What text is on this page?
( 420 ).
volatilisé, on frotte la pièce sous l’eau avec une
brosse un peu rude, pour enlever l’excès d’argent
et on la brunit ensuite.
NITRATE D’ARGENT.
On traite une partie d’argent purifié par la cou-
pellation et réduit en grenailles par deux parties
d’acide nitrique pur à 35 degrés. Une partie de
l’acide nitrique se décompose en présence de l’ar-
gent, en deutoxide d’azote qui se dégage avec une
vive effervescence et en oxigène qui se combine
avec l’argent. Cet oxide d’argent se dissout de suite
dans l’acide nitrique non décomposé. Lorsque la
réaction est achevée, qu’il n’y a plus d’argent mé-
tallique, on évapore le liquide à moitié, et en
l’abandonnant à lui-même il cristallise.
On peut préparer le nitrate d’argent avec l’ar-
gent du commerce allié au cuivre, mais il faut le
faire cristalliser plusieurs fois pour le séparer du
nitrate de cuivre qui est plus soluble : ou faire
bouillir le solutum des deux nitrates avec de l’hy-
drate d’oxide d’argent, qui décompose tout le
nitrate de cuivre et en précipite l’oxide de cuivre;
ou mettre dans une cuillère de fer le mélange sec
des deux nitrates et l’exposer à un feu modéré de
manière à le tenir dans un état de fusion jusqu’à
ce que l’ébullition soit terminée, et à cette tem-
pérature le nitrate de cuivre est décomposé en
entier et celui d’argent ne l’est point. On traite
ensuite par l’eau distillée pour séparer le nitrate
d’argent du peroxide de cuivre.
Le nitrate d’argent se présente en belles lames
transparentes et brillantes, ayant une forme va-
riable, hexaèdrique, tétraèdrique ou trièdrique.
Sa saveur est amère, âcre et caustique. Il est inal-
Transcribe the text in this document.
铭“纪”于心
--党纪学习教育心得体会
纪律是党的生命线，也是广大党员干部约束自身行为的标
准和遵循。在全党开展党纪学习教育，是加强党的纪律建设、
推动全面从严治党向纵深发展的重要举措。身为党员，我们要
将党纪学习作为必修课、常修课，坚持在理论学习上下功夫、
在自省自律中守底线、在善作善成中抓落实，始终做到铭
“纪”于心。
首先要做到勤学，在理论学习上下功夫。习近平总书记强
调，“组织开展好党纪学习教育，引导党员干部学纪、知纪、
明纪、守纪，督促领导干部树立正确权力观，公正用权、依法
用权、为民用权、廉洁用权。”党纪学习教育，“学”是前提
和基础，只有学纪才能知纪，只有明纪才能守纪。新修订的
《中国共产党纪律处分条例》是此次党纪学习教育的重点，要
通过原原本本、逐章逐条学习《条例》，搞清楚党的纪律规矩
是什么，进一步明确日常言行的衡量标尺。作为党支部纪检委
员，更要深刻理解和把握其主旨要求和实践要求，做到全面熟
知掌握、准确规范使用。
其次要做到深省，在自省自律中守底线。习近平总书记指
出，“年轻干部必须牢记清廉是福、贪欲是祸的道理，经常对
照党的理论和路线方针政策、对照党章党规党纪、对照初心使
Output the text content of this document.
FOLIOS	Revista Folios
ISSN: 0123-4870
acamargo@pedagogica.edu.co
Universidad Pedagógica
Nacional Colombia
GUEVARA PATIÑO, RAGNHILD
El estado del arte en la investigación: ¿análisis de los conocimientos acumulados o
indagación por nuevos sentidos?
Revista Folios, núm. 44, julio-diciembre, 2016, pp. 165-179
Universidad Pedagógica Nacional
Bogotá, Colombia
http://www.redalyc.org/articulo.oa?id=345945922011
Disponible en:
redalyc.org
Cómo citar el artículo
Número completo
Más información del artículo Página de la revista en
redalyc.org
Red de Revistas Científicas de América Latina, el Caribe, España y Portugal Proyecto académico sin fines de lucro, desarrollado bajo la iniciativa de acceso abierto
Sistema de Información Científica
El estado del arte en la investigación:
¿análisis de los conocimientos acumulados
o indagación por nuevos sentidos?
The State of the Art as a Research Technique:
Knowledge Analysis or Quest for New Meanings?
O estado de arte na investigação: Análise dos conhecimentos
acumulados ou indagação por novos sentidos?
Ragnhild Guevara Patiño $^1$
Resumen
■ ■ ■ ■ ■
Your instructions
Take every line containing the word "Colombia" and copy it.

The completed task
Nacional Colombia
Bogotá, Colombia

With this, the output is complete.